YOUR TASK — Exactly how many lines have the word "this"? Answer with the bare number.

RECORDED DATA —

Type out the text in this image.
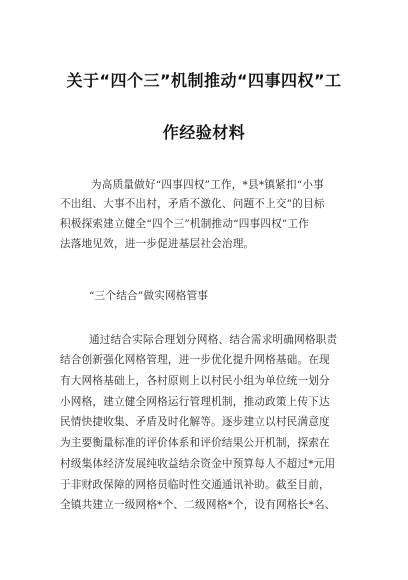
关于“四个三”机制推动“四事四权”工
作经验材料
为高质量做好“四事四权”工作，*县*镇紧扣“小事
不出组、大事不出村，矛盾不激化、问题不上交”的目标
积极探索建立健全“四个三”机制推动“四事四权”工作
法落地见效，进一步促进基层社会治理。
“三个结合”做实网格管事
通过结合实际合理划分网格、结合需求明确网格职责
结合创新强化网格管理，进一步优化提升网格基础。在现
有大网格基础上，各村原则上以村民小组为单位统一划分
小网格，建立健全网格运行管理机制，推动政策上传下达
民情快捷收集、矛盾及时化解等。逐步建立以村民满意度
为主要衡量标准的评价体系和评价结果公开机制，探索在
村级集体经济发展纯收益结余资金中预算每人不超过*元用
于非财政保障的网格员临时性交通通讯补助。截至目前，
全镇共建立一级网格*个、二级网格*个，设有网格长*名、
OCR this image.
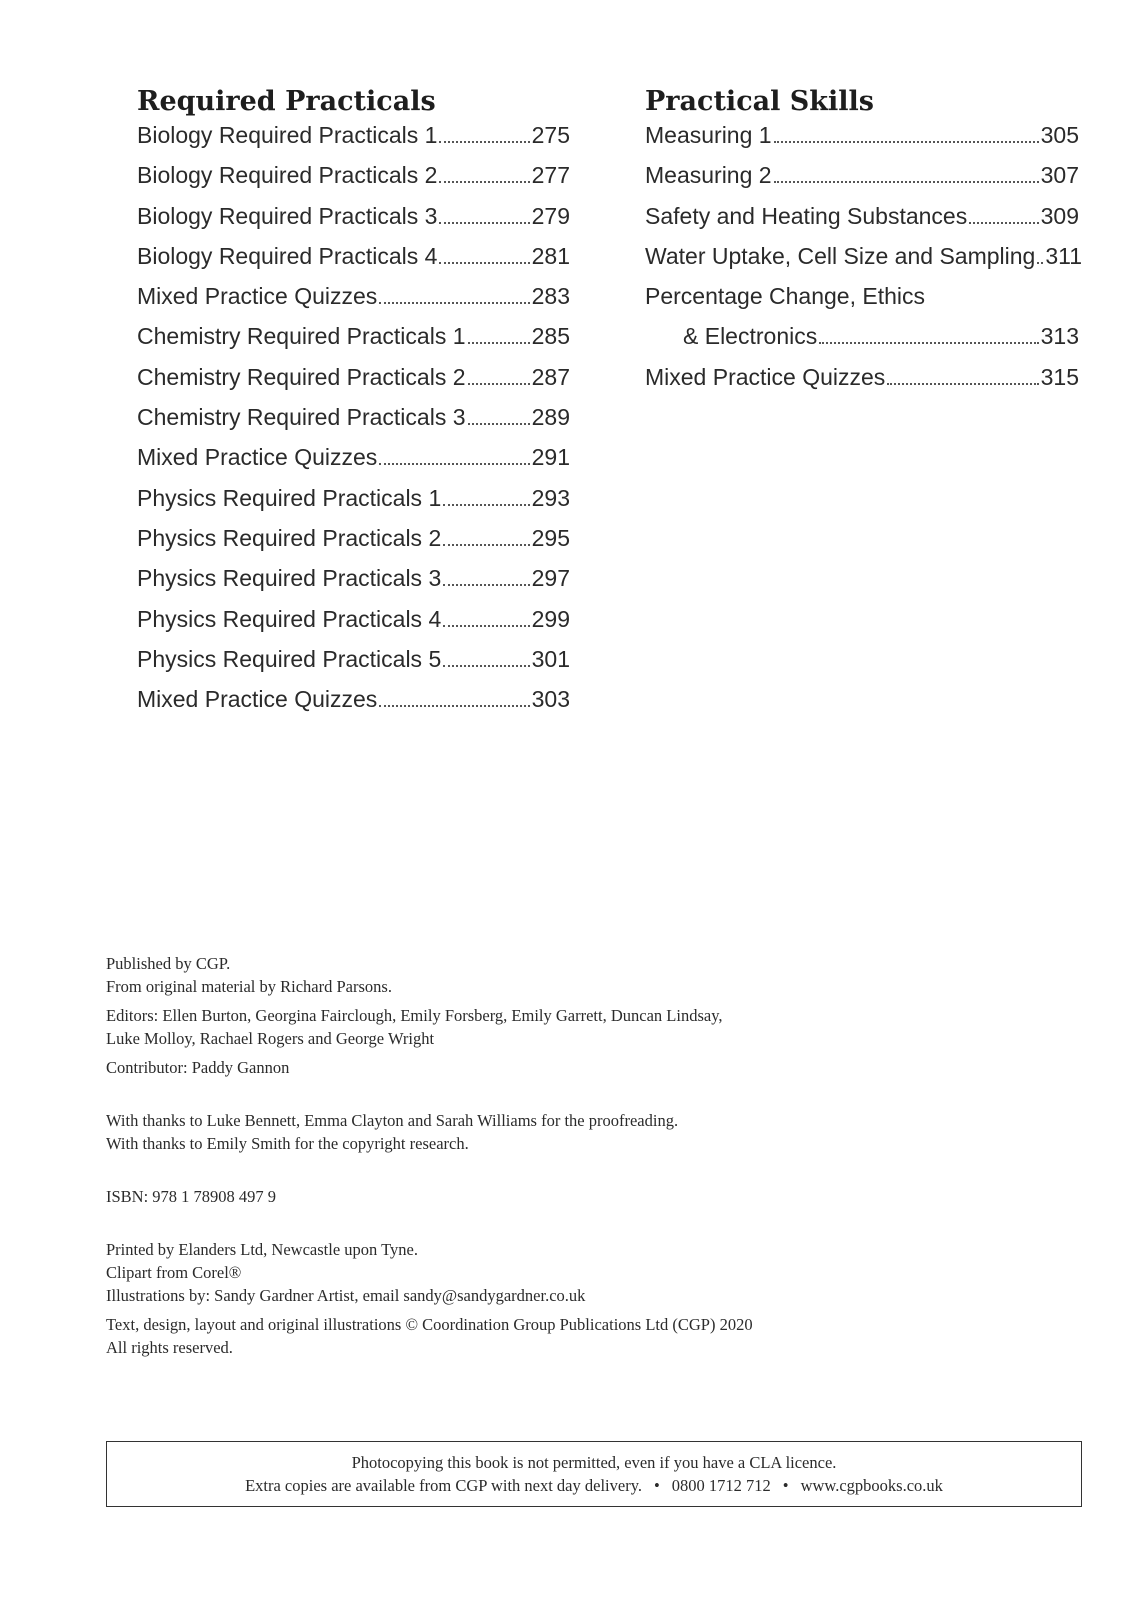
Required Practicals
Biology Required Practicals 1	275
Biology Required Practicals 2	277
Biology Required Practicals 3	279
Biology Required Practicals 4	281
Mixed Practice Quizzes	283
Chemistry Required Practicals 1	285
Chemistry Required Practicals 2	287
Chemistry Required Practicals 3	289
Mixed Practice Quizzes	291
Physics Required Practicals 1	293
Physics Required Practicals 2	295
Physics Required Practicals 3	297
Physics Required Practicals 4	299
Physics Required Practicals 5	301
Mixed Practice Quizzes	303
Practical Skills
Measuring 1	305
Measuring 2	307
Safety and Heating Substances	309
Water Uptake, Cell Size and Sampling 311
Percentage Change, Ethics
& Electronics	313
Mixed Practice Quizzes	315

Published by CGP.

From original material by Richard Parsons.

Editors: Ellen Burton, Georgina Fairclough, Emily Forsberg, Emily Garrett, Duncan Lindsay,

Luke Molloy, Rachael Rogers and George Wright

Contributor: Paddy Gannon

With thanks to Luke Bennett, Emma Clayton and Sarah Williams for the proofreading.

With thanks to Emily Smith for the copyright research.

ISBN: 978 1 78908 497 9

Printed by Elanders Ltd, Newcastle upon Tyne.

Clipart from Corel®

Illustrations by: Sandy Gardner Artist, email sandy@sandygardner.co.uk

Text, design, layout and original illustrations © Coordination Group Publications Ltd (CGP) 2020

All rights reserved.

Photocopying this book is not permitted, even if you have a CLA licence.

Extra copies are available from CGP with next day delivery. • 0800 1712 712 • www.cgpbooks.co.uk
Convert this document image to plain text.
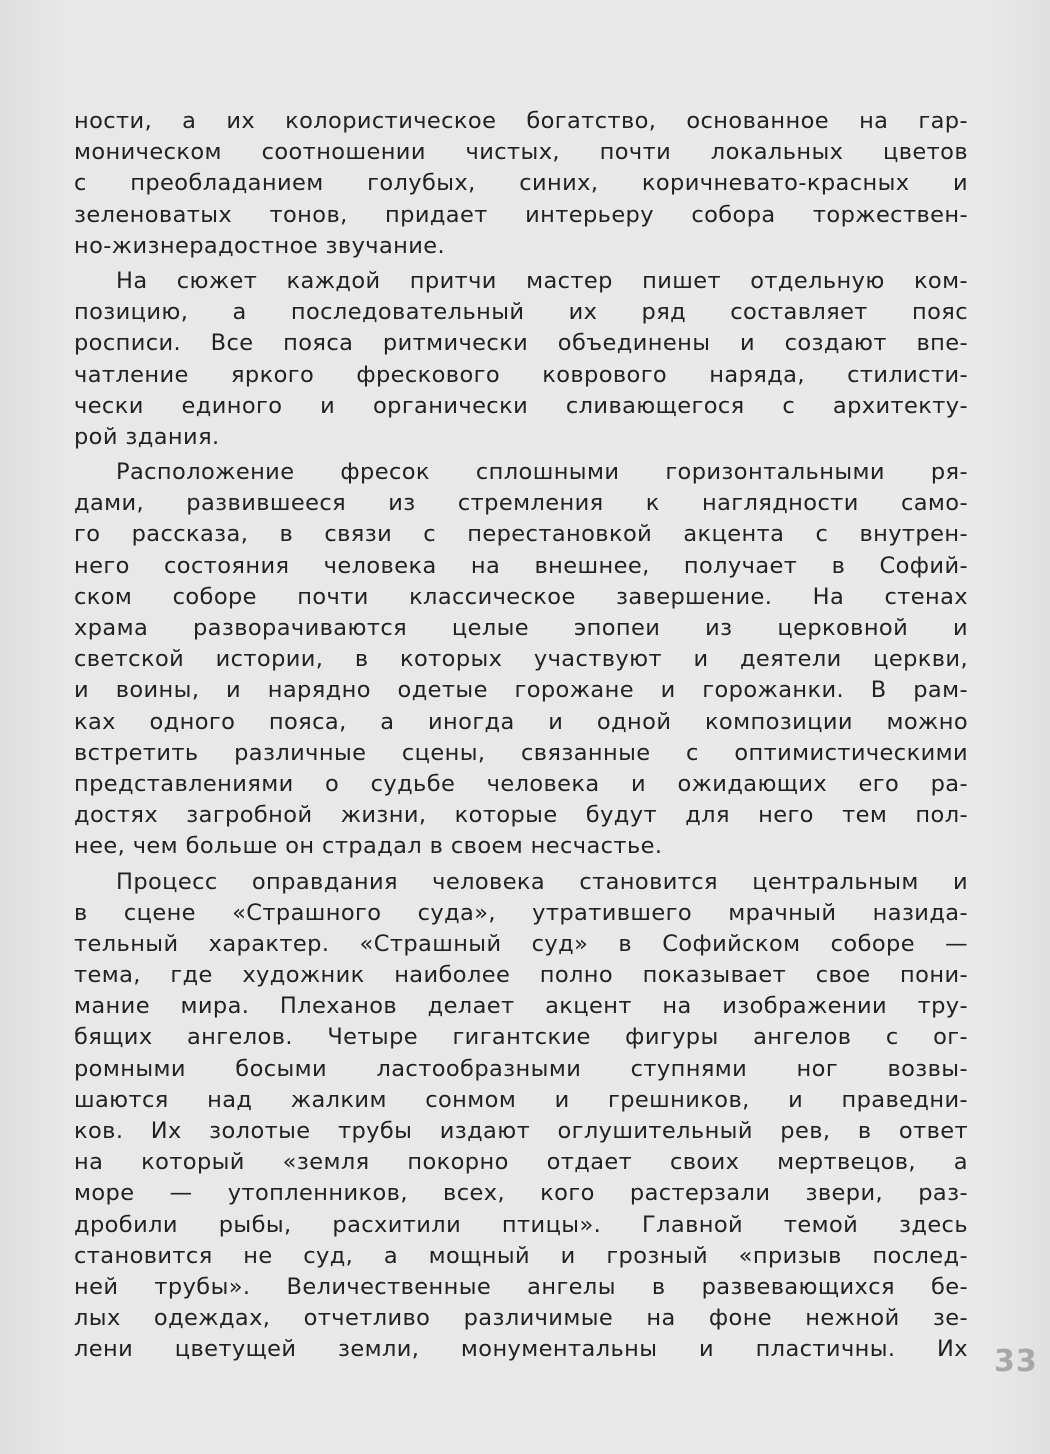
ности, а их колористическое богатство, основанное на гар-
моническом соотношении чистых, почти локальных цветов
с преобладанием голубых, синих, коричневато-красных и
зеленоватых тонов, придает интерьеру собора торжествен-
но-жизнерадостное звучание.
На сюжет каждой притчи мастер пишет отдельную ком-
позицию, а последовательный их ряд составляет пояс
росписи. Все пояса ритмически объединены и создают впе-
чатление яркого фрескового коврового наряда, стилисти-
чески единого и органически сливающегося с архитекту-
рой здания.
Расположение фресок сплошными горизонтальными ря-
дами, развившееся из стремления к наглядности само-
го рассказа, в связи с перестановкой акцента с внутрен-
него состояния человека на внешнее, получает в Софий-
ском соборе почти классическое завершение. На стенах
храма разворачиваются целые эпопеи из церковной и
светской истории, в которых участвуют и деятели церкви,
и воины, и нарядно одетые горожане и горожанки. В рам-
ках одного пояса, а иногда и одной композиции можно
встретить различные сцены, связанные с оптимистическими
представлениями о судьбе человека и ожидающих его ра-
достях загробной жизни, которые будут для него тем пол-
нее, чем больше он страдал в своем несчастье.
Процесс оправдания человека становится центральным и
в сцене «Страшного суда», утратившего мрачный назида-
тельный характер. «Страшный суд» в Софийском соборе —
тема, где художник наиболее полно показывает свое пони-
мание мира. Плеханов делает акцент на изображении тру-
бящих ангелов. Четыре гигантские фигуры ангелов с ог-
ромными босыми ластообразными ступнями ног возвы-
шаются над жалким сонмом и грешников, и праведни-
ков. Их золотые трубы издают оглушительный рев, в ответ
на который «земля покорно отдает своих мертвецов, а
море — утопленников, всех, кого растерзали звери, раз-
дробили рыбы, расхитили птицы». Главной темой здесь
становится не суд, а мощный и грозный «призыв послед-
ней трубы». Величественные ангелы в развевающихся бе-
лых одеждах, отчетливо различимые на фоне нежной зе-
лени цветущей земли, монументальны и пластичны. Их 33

FINAL ANSWER — 4